:: What to produce ::
Scan the listing below and copy every line holding "Charts".

:: Material for the task ::
··········
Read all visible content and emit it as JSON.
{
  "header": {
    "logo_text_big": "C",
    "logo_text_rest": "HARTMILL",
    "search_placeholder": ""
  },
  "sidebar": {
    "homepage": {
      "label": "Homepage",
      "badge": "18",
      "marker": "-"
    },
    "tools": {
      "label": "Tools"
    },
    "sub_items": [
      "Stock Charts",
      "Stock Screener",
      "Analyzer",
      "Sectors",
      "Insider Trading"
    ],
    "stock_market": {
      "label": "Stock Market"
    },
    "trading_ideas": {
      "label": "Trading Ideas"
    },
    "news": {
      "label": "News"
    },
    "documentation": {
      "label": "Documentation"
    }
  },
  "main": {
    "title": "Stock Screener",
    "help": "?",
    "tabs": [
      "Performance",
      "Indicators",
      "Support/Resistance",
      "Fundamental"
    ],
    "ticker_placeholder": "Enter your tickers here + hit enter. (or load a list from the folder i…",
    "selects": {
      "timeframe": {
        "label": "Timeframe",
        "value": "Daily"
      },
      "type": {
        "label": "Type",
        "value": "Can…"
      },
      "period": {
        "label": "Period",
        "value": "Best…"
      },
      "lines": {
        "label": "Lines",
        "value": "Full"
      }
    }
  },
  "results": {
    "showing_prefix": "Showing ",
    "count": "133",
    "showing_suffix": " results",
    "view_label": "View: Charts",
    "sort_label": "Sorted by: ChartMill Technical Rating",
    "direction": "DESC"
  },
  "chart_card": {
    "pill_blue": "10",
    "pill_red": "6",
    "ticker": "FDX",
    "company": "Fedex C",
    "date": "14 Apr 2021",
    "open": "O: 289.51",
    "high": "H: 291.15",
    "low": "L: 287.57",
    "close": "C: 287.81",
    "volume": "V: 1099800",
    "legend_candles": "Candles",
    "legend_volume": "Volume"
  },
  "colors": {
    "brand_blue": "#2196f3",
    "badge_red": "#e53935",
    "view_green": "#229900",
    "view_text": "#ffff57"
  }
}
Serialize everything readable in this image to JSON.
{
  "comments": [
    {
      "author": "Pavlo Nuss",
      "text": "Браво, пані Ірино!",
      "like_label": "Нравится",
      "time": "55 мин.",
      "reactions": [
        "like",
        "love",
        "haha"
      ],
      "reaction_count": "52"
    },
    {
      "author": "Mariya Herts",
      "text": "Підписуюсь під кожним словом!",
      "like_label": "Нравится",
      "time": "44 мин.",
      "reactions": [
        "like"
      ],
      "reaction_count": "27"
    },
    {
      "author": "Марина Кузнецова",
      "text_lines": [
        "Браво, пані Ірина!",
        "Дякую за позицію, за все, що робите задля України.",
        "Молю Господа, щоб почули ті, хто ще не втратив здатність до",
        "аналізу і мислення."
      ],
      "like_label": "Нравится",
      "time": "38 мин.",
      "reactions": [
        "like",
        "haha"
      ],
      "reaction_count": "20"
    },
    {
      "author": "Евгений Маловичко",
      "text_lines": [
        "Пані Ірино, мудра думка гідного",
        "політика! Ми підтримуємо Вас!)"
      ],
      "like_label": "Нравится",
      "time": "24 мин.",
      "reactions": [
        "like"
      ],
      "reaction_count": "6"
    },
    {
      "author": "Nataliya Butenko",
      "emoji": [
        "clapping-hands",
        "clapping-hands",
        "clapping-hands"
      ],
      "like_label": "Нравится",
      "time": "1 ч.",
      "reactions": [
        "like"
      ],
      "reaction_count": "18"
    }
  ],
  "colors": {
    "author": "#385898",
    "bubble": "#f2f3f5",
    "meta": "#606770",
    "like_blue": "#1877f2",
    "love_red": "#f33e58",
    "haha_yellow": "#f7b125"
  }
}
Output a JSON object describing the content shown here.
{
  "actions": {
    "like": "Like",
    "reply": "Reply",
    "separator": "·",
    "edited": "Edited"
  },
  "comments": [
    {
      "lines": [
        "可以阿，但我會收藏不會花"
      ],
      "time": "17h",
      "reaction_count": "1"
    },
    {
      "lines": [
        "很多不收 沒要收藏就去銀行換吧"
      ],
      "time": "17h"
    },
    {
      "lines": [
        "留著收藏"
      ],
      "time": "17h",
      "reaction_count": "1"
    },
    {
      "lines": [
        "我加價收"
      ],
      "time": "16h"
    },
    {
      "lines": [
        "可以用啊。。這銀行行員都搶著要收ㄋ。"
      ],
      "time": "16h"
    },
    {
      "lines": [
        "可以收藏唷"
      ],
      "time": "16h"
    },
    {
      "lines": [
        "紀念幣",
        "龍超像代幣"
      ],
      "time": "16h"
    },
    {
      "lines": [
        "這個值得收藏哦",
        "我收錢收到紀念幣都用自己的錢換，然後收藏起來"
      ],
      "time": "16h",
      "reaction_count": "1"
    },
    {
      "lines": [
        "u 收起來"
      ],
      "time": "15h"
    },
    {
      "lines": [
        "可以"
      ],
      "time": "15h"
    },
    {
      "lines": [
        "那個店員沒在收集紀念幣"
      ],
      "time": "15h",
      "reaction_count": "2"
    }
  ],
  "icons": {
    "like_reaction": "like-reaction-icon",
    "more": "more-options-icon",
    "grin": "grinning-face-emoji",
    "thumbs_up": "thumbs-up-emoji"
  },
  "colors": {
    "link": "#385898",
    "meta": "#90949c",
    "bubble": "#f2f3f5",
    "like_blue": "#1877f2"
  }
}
··········
:: Finished exercise ::
      "Stock Charts",
    "view_label": "View: Charts",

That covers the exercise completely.